● **Aim**: Quote the whole listing verbatim.

+++ Data to use +++

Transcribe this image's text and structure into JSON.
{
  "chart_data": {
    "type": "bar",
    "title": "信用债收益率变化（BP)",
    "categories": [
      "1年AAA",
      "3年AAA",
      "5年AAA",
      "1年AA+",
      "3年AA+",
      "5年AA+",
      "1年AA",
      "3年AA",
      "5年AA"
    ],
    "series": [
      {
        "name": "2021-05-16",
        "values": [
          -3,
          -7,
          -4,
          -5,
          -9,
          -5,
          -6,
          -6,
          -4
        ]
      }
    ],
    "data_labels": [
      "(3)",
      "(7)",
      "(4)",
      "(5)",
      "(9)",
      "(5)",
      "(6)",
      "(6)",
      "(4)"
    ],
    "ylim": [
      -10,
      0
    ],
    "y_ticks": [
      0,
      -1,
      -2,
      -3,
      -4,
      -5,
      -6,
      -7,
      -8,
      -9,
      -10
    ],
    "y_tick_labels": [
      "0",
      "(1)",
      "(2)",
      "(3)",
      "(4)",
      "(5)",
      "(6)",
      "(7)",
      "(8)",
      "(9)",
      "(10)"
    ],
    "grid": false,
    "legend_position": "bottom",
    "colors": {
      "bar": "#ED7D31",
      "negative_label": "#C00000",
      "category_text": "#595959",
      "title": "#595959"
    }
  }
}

+++

● **Expected answer**:
Transcribe this image's text and structure into JSON.
{
  "chart_data": {
    "type": "bar",
    "title": "信用债收益率变化（BP)",
    "categories": [
      "1年AAA",
      "3年AAA",
      "5年AAA",
      "1年AA+",
      "3年AA+",
      "5年AA+",
      "1年AA",
      "3年AA",
      "5年AA"
    ],
    "series": [
      {
        "name": "2021-05-16",
        "values": [
          -3,
          -7,
          -4,
          -5,
          -9,
          -5,
          -6,
          -6,
          -4
        ]
      }
    ],
    "data_labels": [
      "(3)",
      "(7)",
      "(4)",
      "(5)",
      "(9)",
      "(5)",
      "(6)",
      "(6)",
      "(4)"
    ],
    "ylim": [
      -10,
      0
    ],
    "y_ticks": [
      0,
      -1,
      -2,
      -3,
      -4,
      -5,
      -6,
      -7,
      -8,
      -9,
      -10
    ],
    "y_tick_labels": [
      "0",
      "(1)",
      "(2)",
      "(3)",
      "(4)",
      "(5)",
      "(6)",
      "(7)",
      "(8)",
      "(9)",
      "(10)"
    ],
    "grid": false,
    "legend_position": "bottom",
    "colors": {
      "bar": "#ED7D31",
      "negative_label": "#C00000",
      "category_text": "#595959",
      "title": "#595959"
    }
  }
}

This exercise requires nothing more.